● **Task goal**:
Pull out each line of the records holding the string "方正证券研究所".

● **Exercise inputs**:
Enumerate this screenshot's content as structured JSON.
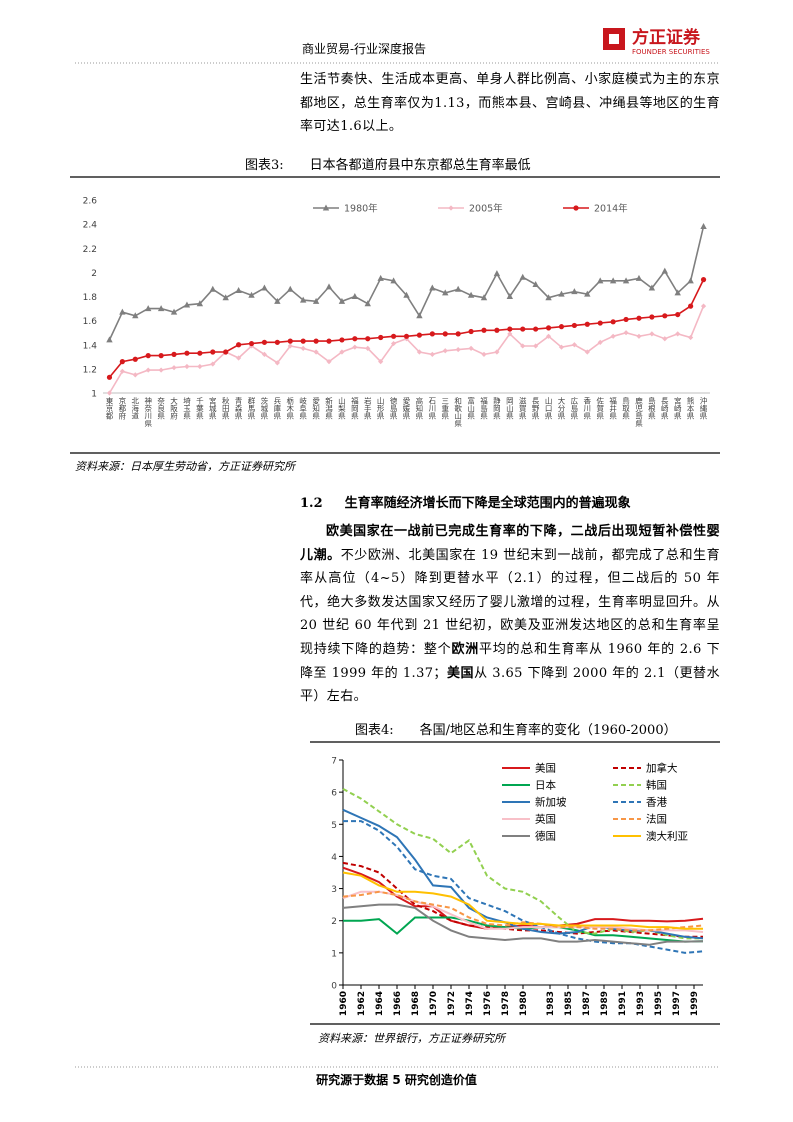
{
  "header": {
    "report": "商业贸易-行业深度报告",
    "logo_cn": "方正证券",
    "logo_en": "FOUNDER SECURITIES"
  },
  "intro": "生活节奏快、生活成本更高、单身人群比例高、小家庭模式为主的东京都地区，总生育率仅为1.13，而熊本县、宫崎县、冲绳县等地区的生育率可达1.6以上。",
  "figure_3": {
    "label": "图表3:",
    "caption": "日本各都道府县中东京都总生育率最低",
    "source": "资料来源：日本厚生劳动省，方正证券研究所"
  },
  "section": {
    "number": "1.2",
    "title": "生育率随经济增长而下降是全球范围内的普遍现象"
  },
  "paragraph": [
    {
      "text": "欧美国家在一战前已完成生育率的下降，二战后出现短暂补偿性婴儿潮。",
      "bold": true
    },
    {
      "text": "不少欧洲、北美国家在 19 世纪末到一战前，都完成了总和生育率从高位（4~5）降到更替水平（2.1）的过程，但二战后的 50 年代，绝大多数发达国家又经历了婴儿激增的过程，生育率明显回升。从 20 世纪 60 年代到 21 世纪初，欧美及亚洲发达地区的总和生育率呈现持续下降的趋势：整个",
      "bold": false
    },
    {
      "text": "欧洲",
      "bold": true
    },
    {
      "text": "平均的总和生育率从 1960 年的 2.6 下降至 1999 年的 1.37；",
      "bold": false
    },
    {
      "text": "美国",
      "bold": true
    },
    {
      "text": "从 3.65 下降到 2000 年的 2.1（更替水平）左右。",
      "bold": false
    }
  ],
  "figure_4": {
    "label": "图表4:",
    "caption": "各国/地区总和生育率的变化（1960-2000）",
    "source": "资料来源：世界银行，方正证券研究所"
  },
  "footer": "研究源于数据 5 研究创造价值",
  "chart_data": [
    {
      "type": "line",
      "categories": [
        "東京都",
        "京都府",
        "北海道",
        "神奈川県",
        "奈良県",
        "大阪府",
        "埼玉県",
        "千葉県",
        "宮城県",
        "秋田県",
        "青森県",
        "群馬県",
        "茨城県",
        "兵庫県",
        "栃木県",
        "岐阜県",
        "愛知県",
        "新潟県",
        "山梨県",
        "福岡県",
        "岩手県",
        "山形県",
        "徳島県",
        "愛媛県",
        "高知県",
        "石川県",
        "三重県",
        "和歌山県",
        "富山県",
        "福島県",
        "静岡県",
        "岡山県",
        "滋賀県",
        "長野県",
        "山口県",
        "大分県",
        "広島県",
        "香川県",
        "佐賀県",
        "福井県",
        "鳥取県",
        "鹿児島県",
        "島根県",
        "長崎県",
        "宮崎県",
        "熊本県",
        "沖縄県"
      ],
      "series": [
        {
          "name": "1980年",
          "color": "#7f7f7f",
          "marker": "triangle",
          "values": [
            1.44,
            1.67,
            1.64,
            1.7,
            1.7,
            1.67,
            1.73,
            1.74,
            1.86,
            1.79,
            1.85,
            1.81,
            1.87,
            1.76,
            1.86,
            1.77,
            1.76,
            1.88,
            1.76,
            1.8,
            1.74,
            1.95,
            1.93,
            1.81,
            1.64,
            1.87,
            1.83,
            1.86,
            1.81,
            1.79,
            1.99,
            1.8,
            1.96,
            1.9,
            1.79,
            1.82,
            1.84,
            1.82,
            1.93,
            1.93,
            1.93,
            1.95,
            1.87,
            2.01,
            1.83,
            1.93,
            2.38
          ]
        },
        {
          "name": "2005年",
          "color": "#f4b8c4",
          "marker": "diamond",
          "values": [
            1.0,
            1.18,
            1.15,
            1.19,
            1.19,
            1.21,
            1.22,
            1.22,
            1.24,
            1.34,
            1.29,
            1.39,
            1.32,
            1.25,
            1.39,
            1.37,
            1.34,
            1.26,
            1.34,
            1.38,
            1.37,
            1.26,
            1.41,
            1.45,
            1.34,
            1.32,
            1.35,
            1.36,
            1.37,
            1.32,
            1.34,
            1.49,
            1.39,
            1.39,
            1.47,
            1.38,
            1.4,
            1.34,
            1.42,
            1.47,
            1.5,
            1.47,
            1.49,
            1.45,
            1.49,
            1.46,
            1.72
          ]
        },
        {
          "name": "2014年",
          "color": "#d7191c",
          "marker": "circle",
          "values": [
            1.13,
            1.26,
            1.28,
            1.31,
            1.31,
            1.32,
            1.33,
            1.33,
            1.34,
            1.34,
            1.4,
            1.41,
            1.42,
            1.42,
            1.43,
            1.43,
            1.43,
            1.43,
            1.44,
            1.45,
            1.45,
            1.46,
            1.47,
            1.47,
            1.48,
            1.49,
            1.49,
            1.49,
            1.51,
            1.52,
            1.52,
            1.53,
            1.53,
            1.53,
            1.54,
            1.55,
            1.56,
            1.57,
            1.58,
            1.59,
            1.61,
            1.62,
            1.63,
            1.64,
            1.65,
            1.72,
            1.94
          ]
        }
      ],
      "ylim": [
        1,
        2.6
      ],
      "yticks": [
        1,
        1.2,
        1.4,
        1.6,
        1.8,
        2,
        2.2,
        2.4,
        2.6
      ],
      "grid": false,
      "legend": "top"
    },
    {
      "type": "line",
      "x": [
        1960,
        1962,
        1964,
        1966,
        1968,
        1970,
        1972,
        1974,
        1976,
        1978,
        1980,
        1982,
        1984,
        1986,
        1988,
        1990,
        1992,
        1994,
        1996,
        1998,
        2000
      ],
      "series": [
        {
          "name": "美国",
          "color": "#d7191c",
          "dash": false,
          "values": [
            3.65,
            3.45,
            3.2,
            2.75,
            2.45,
            2.45,
            2.0,
            1.85,
            1.75,
            1.8,
            1.85,
            1.8,
            1.85,
            1.9,
            2.05,
            2.05,
            2.0,
            2.0,
            1.98,
            2.0,
            2.06
          ]
        },
        {
          "name": "加拿大",
          "color": "#c00000",
          "dash": true,
          "values": [
            3.8,
            3.7,
            3.5,
            3.0,
            2.5,
            2.3,
            2.0,
            1.85,
            1.8,
            1.75,
            1.7,
            1.7,
            1.65,
            1.6,
            1.65,
            1.7,
            1.65,
            1.6,
            1.55,
            1.5,
            1.5
          ]
        },
        {
          "name": "日本",
          "color": "#00a651",
          "dash": false,
          "values": [
            2.0,
            2.0,
            2.05,
            1.6,
            2.1,
            2.1,
            2.1,
            2.0,
            1.85,
            1.8,
            1.75,
            1.8,
            1.8,
            1.7,
            1.55,
            1.55,
            1.5,
            1.45,
            1.4,
            1.35,
            1.36
          ]
        },
        {
          "name": "韩国",
          "color": "#92d050",
          "dash": true,
          "values": [
            6.1,
            5.8,
            5.4,
            5.0,
            4.7,
            4.55,
            4.1,
            4.5,
            3.4,
            3.0,
            2.9,
            2.6,
            2.1,
            1.65,
            1.6,
            1.75,
            1.65,
            1.7,
            1.55,
            1.45,
            1.45
          ]
        },
        {
          "name": "新加坡",
          "color": "#2e75b6",
          "dash": false,
          "values": [
            5.45,
            5.2,
            4.95,
            4.6,
            3.9,
            3.1,
            3.05,
            2.4,
            2.1,
            1.95,
            1.75,
            1.65,
            1.6,
            1.65,
            1.85,
            1.75,
            1.7,
            1.7,
            1.6,
            1.5,
            1.45
          ]
        },
        {
          "name": "香港",
          "color": "#2e75b6",
          "dash": true,
          "values": [
            5.1,
            5.1,
            4.8,
            4.3,
            3.6,
            3.4,
            3.3,
            2.7,
            2.5,
            2.3,
            2.0,
            1.8,
            1.6,
            1.45,
            1.35,
            1.3,
            1.3,
            1.2,
            1.1,
            1.0,
            1.05
          ]
        },
        {
          "name": "英国",
          "color": "#f8c0c8",
          "dash": false,
          "values": [
            2.7,
            2.9,
            2.9,
            2.8,
            2.6,
            2.45,
            2.2,
            1.95,
            1.75,
            1.75,
            1.8,
            1.8,
            1.8,
            1.8,
            1.8,
            1.8,
            1.75,
            1.7,
            1.7,
            1.7,
            1.65
          ]
        },
        {
          "name": "法国",
          "color": "#f79646",
          "dash": true,
          "values": [
            2.75,
            2.8,
            2.9,
            2.8,
            2.6,
            2.5,
            2.4,
            2.1,
            1.9,
            1.85,
            1.95,
            1.9,
            1.8,
            1.8,
            1.75,
            1.75,
            1.7,
            1.7,
            1.75,
            1.8,
            1.85
          ]
        },
        {
          "name": "德国",
          "color": "#808080",
          "dash": false,
          "values": [
            2.4,
            2.45,
            2.5,
            2.5,
            2.4,
            2.0,
            1.7,
            1.5,
            1.45,
            1.4,
            1.45,
            1.45,
            1.35,
            1.35,
            1.4,
            1.35,
            1.3,
            1.25,
            1.35,
            1.35,
            1.36
          ]
        },
        {
          "name": "澳大利亚",
          "color": "#ffc000",
          "dash": false,
          "values": [
            3.5,
            3.4,
            3.1,
            2.9,
            2.9,
            2.85,
            2.75,
            2.5,
            2.0,
            1.95,
            1.9,
            1.9,
            1.85,
            1.85,
            1.85,
            1.85,
            1.85,
            1.8,
            1.8,
            1.75,
            1.75
          ]
        }
      ],
      "xlim": [
        1960,
        2000
      ],
      "xticks": [
        1960,
        1962,
        1964,
        1966,
        1968,
        1970,
        1972,
        1974,
        1976,
        1978,
        1980,
        1983,
        1985,
        1987,
        1989,
        1991,
        1993,
        1995,
        1997,
        1999
      ],
      "ylim": [
        0,
        7
      ],
      "yticks": [
        0,
        1,
        2,
        3,
        4,
        5,
        6,
        7
      ],
      "grid": false,
      "legend": "top-right"
    }
  ]
}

● **Output**:
    "source": "资料来源：日本厚生劳动省，方正证券研究所"
    "source": "资料来源：世界银行，方正证券研究所"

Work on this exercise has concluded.